Aim>
Copy every record word for word.

Records contained in a dataset
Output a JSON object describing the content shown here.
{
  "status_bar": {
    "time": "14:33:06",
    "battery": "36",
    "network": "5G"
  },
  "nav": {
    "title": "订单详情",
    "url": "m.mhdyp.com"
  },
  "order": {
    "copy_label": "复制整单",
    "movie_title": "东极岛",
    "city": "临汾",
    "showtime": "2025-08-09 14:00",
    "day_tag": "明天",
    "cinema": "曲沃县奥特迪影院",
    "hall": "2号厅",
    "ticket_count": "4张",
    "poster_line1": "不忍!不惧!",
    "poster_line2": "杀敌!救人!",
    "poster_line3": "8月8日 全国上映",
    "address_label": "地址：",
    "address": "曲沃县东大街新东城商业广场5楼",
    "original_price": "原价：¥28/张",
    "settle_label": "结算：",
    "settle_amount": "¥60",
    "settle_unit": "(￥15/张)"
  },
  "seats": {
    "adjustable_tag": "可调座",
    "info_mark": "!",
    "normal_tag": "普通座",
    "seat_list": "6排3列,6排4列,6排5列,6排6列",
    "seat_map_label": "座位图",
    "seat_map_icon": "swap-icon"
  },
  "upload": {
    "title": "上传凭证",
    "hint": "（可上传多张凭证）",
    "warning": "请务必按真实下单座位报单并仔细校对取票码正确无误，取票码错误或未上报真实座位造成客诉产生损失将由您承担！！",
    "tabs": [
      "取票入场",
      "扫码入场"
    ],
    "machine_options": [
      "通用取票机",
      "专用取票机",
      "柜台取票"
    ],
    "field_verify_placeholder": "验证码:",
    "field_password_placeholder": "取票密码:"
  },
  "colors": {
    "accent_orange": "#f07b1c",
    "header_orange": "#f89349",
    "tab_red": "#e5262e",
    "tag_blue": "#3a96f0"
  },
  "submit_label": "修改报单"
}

Written answer>
Output a JSON object describing the content shown here.
{
  "status_bar": {
    "time": "14:33:06",
    "battery": "36",
    "network": "5G"
  },
  "nav": {
    "title": "订单详情",
    "url": "m.mhdyp.com"
  },
  "order": {
    "copy_label": "复制整单",
    "movie_title": "东极岛",
    "city": "临汾",
    "showtime": "2025-08-09 14:00",
    "day_tag": "明天",
    "cinema": "曲沃县奥特迪影院",
    "hall": "2号厅",
    "ticket_count": "4张",
    "poster_line1": "不忍!不惧!",
    "poster_line2": "杀敌!救人!",
    "poster_line3": "8月8日 全国上映",
    "address_label": "地址：",
    "address": "曲沃县东大街新东城商业广场5楼",
    "original_price": "原价：¥28/张",
    "settle_label": "结算：",
    "settle_amount": "¥60",
    "settle_unit": "(￥15/张)"
  },
  "seats": {
    "adjustable_tag": "可调座",
    "info_mark": "!",
    "normal_tag": "普通座",
    "seat_list": "6排3列,6排4列,6排5列,6排6列",
    "seat_map_label": "座位图",
    "seat_map_icon": "swap-icon"
  },
  "upload": {
    "title": "上传凭证",
    "hint": "（可上传多张凭证）",
    "warning": "请务必按真实下单座位报单并仔细校对取票码正确无误，取票码错误或未上报真实座位造成客诉产生损失将由您承担！！",
    "tabs": [
      "取票入场",
      "扫码入场"
    ],
    "machine_options": [
      "通用取票机",
      "专用取票机",
      "柜台取票"
    ],
    "field_verify_placeholder": "验证码:",
    "field_password_placeholder": "取票密码:"
  },
  "colors": {
    "accent_orange": "#f07b1c",
    "header_orange": "#f89349",
    "tab_red": "#e5262e",
    "tag_blue": "#3a96f0"
  },
  "submit_label": "修改报单"
}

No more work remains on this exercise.